- What you need to do -
From the listing below, copy every line with the word "background".

- Raw records -
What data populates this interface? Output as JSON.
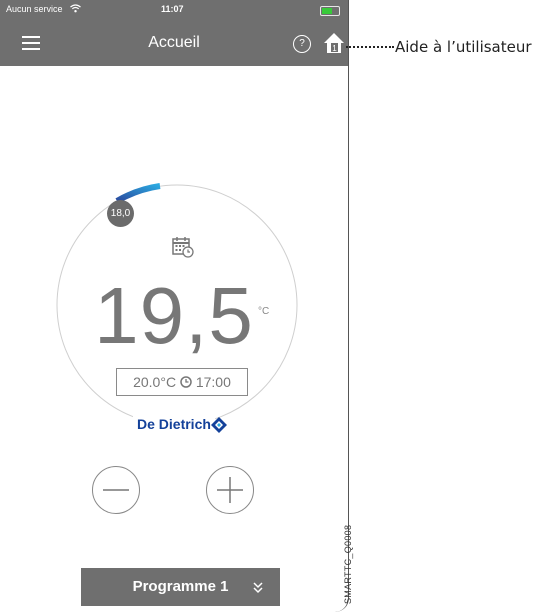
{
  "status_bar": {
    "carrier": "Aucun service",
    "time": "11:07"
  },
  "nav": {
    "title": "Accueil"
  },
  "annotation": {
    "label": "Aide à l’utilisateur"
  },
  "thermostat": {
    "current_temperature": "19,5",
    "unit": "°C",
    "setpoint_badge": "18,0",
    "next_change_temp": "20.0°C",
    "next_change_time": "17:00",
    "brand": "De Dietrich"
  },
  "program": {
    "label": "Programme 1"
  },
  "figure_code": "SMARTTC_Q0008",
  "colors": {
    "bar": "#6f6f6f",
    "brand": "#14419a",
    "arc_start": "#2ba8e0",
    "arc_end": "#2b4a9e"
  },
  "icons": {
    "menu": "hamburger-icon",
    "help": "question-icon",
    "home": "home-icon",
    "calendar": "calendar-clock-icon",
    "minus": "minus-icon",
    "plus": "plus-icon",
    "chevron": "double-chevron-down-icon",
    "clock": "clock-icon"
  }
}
* * *
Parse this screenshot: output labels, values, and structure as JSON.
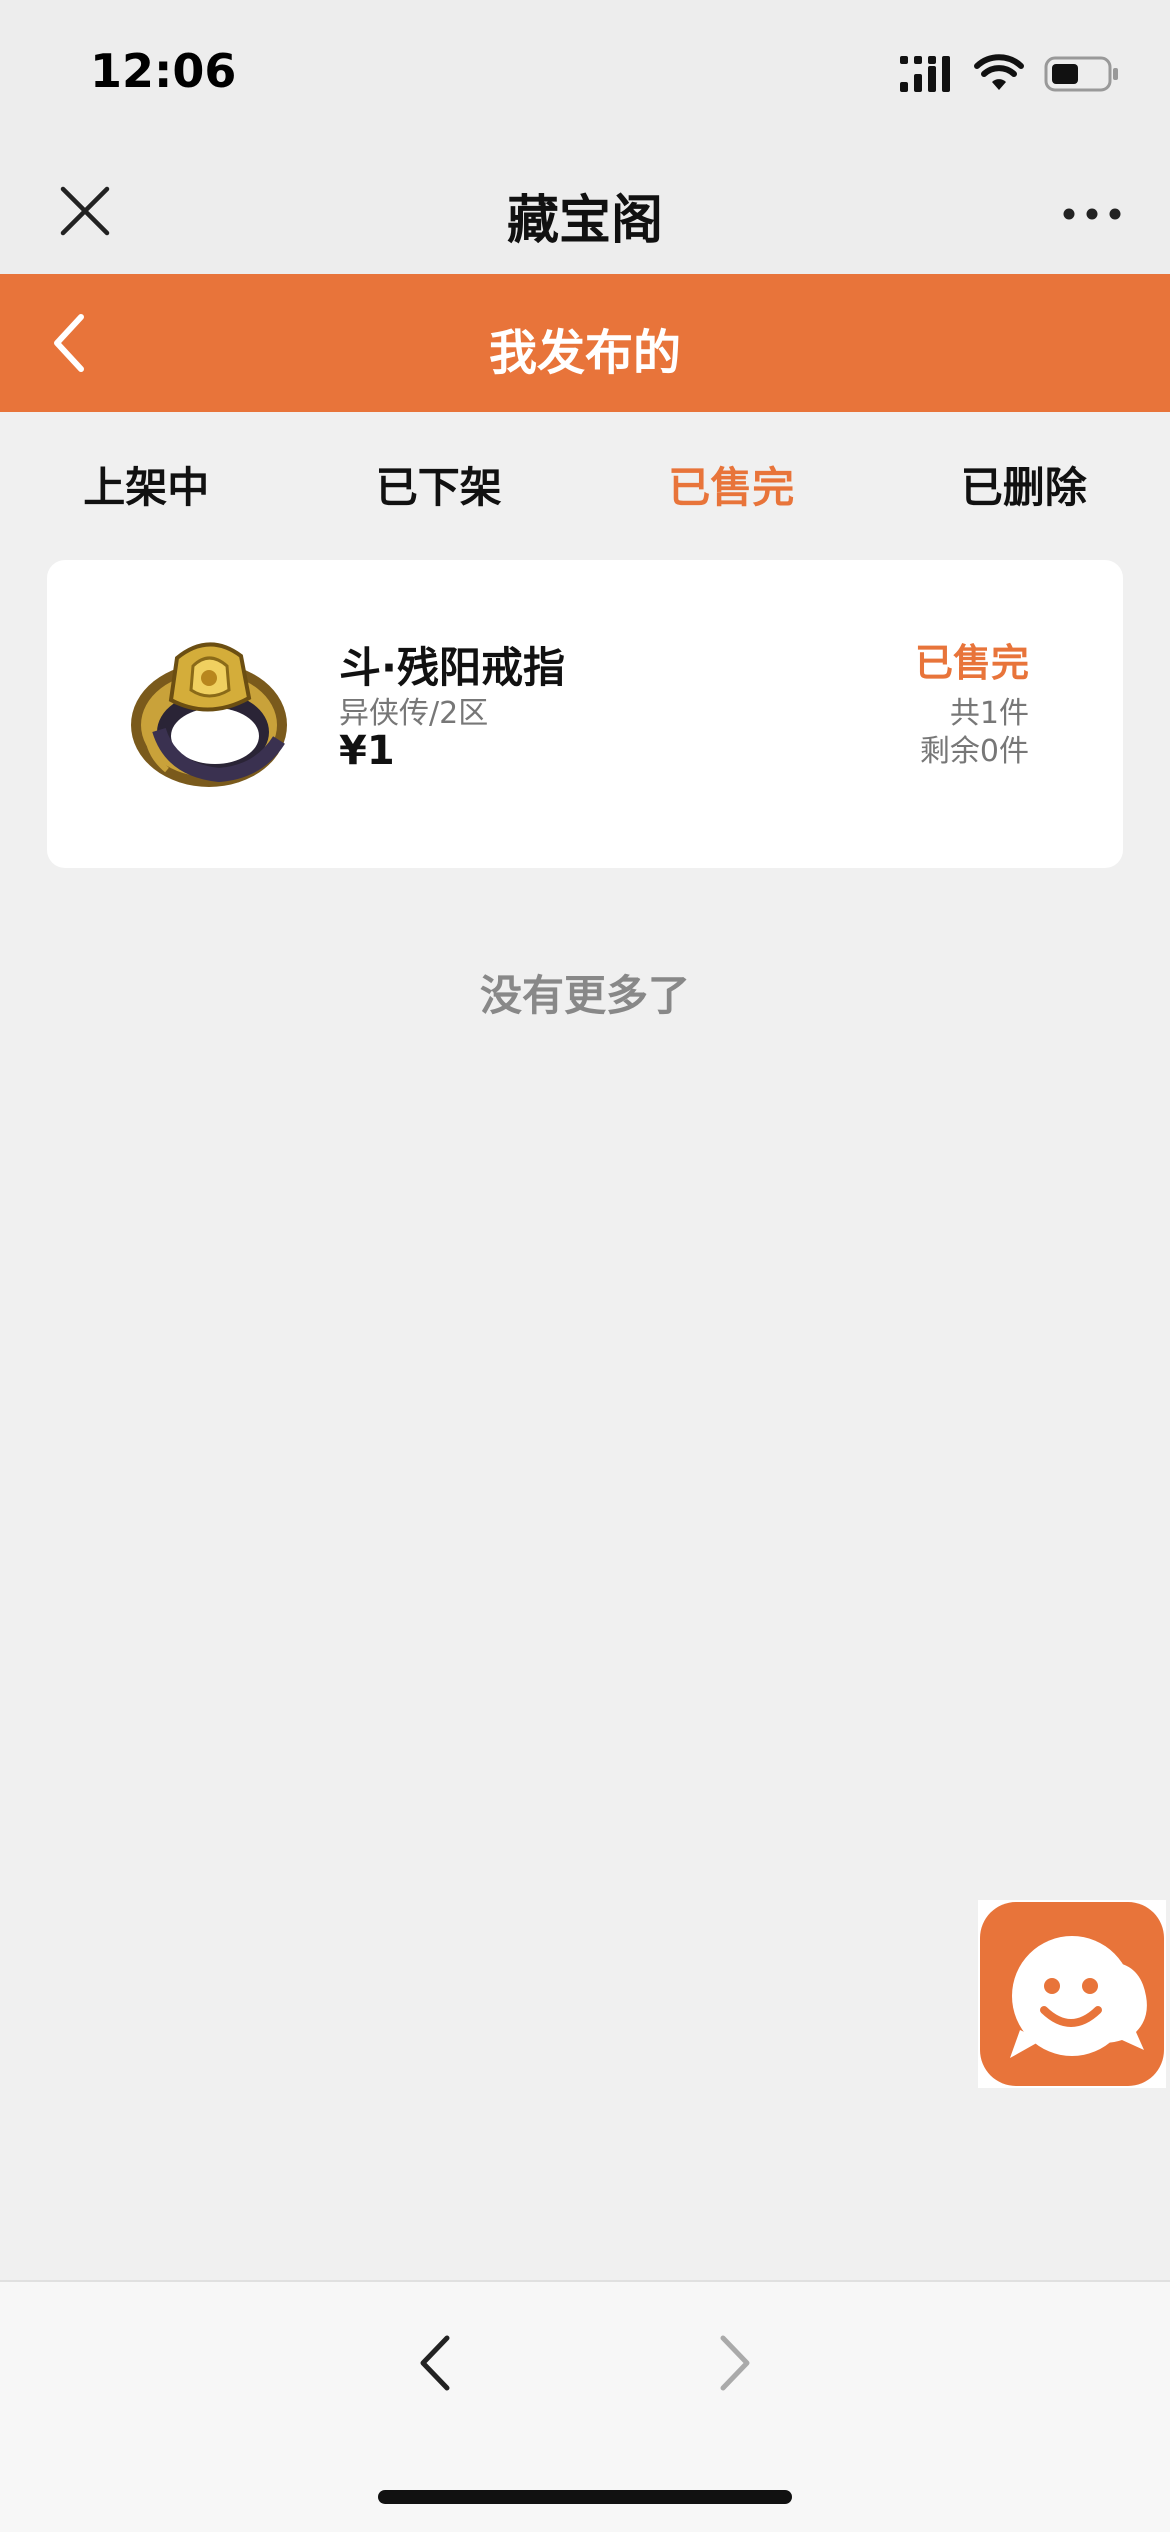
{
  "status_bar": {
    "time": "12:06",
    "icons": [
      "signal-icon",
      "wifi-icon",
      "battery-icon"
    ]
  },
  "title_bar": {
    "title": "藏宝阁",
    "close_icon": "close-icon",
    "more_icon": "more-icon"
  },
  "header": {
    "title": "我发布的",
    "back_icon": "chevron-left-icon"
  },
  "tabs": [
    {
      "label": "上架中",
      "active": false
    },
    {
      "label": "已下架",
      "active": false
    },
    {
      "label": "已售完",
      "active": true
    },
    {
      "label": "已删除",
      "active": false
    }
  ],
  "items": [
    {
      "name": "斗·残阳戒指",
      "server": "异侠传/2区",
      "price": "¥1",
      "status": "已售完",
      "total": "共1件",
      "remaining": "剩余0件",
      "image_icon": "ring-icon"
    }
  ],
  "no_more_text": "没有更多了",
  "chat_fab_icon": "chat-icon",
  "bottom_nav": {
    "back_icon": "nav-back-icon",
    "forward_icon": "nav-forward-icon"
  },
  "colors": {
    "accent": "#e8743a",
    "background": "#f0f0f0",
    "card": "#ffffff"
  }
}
* * *
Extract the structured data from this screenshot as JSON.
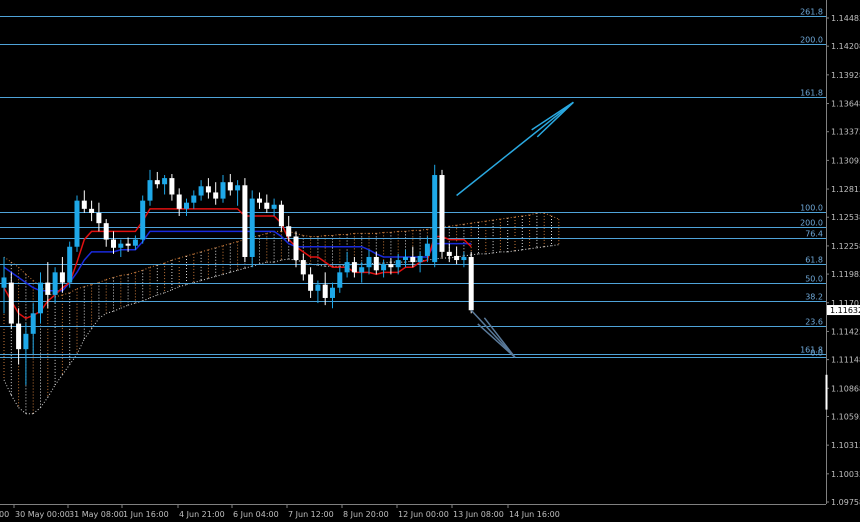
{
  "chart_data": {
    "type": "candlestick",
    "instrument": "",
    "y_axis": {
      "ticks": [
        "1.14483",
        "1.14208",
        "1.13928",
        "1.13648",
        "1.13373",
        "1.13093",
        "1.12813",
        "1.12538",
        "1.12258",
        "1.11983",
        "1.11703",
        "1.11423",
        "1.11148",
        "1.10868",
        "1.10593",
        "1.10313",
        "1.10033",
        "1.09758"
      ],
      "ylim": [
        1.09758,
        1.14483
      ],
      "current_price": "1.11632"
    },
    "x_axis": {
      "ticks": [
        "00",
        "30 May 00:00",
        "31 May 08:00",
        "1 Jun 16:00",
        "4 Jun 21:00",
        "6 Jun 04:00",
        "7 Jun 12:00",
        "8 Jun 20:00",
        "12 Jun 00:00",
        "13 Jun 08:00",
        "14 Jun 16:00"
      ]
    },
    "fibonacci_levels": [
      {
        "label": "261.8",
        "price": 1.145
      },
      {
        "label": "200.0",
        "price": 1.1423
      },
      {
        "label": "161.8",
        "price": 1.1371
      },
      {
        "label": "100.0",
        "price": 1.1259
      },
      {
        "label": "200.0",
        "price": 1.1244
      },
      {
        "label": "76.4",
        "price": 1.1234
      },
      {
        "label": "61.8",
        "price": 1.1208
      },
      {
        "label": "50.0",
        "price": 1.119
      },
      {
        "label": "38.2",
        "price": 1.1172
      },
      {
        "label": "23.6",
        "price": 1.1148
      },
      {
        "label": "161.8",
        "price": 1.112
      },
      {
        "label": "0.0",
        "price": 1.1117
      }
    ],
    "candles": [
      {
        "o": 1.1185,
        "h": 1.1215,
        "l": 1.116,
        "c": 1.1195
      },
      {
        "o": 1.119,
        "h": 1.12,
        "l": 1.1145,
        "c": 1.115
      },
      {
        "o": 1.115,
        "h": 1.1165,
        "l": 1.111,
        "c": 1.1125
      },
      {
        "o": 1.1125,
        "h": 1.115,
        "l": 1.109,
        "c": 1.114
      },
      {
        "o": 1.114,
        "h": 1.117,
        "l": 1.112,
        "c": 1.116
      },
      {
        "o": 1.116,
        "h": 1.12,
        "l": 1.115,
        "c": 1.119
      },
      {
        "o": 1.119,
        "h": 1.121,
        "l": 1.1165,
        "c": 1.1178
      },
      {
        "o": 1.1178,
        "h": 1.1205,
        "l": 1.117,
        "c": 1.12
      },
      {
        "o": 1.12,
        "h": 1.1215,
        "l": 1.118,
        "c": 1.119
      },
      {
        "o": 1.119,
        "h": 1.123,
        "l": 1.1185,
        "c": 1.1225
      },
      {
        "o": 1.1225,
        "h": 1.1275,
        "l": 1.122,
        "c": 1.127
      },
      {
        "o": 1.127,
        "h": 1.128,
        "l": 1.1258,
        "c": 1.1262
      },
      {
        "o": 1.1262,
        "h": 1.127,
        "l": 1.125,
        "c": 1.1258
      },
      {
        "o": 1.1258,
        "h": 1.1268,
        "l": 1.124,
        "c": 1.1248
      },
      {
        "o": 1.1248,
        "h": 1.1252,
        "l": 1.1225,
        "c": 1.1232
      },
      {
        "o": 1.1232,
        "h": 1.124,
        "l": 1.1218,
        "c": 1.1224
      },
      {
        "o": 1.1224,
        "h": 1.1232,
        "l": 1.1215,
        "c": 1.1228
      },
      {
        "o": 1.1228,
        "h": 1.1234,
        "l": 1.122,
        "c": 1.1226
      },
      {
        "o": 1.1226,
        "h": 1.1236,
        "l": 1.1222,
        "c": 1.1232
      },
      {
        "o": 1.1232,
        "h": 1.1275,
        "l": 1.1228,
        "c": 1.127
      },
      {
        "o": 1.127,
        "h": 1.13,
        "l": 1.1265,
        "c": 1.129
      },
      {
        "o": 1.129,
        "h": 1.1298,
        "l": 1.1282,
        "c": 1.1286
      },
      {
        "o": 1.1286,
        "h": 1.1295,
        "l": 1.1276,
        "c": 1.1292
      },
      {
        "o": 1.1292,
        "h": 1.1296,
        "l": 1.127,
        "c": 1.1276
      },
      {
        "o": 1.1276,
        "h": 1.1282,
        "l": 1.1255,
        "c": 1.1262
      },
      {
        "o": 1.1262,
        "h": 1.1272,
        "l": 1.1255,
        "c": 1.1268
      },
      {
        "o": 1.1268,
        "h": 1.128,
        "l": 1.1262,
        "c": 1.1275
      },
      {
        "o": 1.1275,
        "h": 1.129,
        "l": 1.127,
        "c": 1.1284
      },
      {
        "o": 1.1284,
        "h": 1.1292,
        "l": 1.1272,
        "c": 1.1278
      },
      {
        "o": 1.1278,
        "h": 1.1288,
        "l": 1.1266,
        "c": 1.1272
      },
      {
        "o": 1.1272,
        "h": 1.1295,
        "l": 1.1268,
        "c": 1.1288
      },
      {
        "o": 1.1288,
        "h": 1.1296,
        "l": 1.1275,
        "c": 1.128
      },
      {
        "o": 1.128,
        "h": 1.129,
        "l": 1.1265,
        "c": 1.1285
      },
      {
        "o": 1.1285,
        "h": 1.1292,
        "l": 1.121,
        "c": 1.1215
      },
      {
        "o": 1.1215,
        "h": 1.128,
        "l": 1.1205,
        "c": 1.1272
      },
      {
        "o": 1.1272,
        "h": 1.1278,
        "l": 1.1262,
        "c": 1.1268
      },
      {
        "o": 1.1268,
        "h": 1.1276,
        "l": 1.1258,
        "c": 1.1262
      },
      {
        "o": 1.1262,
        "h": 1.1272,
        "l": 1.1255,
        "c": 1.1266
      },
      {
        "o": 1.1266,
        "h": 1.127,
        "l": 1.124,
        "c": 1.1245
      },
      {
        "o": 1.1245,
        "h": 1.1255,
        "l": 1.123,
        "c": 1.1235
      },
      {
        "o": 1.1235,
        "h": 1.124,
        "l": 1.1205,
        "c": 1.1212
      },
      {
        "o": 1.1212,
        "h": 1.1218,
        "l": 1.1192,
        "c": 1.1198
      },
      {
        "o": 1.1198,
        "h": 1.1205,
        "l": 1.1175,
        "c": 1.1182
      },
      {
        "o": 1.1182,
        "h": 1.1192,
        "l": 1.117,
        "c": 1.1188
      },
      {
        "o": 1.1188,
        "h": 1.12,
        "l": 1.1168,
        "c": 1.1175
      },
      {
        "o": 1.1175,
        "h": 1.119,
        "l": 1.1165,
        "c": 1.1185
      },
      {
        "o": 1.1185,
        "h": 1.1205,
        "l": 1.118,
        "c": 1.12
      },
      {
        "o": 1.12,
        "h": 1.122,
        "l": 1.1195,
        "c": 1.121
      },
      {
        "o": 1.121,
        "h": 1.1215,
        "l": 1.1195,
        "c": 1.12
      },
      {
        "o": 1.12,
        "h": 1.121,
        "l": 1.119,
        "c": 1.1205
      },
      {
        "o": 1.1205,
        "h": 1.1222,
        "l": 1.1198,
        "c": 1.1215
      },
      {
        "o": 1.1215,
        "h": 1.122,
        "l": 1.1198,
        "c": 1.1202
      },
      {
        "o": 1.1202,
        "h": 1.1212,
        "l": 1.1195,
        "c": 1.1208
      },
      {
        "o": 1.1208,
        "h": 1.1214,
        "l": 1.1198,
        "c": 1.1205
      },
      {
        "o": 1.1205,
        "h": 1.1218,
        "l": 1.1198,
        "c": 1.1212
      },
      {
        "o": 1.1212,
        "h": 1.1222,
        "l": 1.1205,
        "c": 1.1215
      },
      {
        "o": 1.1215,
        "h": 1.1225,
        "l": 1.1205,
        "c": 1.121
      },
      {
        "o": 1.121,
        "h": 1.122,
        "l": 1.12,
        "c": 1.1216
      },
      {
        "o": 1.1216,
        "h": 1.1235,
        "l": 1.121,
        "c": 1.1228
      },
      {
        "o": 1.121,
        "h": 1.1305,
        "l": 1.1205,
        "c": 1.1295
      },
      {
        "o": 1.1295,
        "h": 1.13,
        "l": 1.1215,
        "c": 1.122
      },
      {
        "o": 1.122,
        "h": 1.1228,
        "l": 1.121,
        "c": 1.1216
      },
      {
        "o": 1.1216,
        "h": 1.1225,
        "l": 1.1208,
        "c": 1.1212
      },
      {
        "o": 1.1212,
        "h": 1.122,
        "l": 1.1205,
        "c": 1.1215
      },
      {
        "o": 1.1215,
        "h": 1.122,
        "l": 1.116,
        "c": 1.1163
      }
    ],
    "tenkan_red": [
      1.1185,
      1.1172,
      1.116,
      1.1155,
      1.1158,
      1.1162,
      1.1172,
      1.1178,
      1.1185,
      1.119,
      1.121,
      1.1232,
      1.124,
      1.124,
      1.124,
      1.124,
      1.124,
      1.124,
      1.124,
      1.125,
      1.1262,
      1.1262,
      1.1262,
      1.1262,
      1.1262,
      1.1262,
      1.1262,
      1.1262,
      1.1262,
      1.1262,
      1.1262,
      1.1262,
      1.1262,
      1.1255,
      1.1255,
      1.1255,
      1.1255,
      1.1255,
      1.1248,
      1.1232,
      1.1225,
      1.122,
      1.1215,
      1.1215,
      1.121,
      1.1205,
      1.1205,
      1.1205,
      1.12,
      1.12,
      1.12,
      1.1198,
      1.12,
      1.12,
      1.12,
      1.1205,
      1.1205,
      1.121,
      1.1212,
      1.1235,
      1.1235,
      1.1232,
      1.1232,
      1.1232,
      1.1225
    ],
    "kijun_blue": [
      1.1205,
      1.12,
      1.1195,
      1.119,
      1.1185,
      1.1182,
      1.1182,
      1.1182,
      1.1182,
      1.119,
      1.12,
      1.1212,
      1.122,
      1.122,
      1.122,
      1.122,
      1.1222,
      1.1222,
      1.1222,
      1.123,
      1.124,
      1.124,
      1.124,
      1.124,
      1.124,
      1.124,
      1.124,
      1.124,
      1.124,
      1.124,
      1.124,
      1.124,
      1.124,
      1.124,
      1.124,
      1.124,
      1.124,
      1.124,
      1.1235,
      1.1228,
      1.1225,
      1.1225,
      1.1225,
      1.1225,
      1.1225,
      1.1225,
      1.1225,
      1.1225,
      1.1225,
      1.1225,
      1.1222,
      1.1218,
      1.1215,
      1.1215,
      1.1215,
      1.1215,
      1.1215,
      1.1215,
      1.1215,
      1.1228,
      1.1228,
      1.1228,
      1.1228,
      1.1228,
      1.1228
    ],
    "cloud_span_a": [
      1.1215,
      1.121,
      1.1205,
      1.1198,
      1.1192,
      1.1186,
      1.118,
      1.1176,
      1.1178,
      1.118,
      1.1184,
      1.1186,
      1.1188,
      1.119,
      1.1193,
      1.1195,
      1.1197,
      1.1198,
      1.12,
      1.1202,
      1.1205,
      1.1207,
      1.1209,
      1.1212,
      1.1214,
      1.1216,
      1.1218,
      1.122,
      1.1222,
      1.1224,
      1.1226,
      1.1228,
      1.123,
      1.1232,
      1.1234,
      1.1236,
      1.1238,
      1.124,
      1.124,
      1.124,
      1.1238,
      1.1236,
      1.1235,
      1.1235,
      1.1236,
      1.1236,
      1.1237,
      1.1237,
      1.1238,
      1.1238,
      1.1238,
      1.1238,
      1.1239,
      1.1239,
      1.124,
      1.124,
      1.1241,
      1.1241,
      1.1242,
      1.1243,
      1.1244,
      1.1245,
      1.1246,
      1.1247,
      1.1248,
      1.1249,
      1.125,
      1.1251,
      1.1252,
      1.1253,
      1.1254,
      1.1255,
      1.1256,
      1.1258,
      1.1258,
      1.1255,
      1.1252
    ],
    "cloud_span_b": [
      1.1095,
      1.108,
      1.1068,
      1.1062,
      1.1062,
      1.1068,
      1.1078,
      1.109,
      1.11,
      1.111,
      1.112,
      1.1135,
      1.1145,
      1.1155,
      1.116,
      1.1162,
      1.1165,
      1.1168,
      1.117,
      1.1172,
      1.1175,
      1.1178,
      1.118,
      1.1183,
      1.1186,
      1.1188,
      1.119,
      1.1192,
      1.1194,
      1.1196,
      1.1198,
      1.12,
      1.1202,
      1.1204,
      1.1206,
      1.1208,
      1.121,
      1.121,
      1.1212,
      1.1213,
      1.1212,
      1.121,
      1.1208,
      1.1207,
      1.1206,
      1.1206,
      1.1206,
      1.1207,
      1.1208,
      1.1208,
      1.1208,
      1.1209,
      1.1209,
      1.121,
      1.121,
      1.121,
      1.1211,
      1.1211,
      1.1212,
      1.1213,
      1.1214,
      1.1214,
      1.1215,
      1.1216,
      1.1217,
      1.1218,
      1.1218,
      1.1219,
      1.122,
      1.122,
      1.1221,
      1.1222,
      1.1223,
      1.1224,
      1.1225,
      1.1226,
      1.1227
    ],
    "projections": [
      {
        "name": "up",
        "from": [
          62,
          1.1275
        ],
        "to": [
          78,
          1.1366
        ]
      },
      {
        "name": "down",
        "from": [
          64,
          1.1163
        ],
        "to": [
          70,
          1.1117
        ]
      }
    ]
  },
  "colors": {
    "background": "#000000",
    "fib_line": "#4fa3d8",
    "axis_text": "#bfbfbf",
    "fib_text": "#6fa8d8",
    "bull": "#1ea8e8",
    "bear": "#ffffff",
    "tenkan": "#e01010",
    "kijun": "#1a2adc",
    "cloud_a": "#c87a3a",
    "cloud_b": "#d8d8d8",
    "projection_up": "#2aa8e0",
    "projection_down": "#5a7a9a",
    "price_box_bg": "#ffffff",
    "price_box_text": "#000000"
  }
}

- Answer to the problem -
    "background": "#f0f0f0",
    "background": "#000000",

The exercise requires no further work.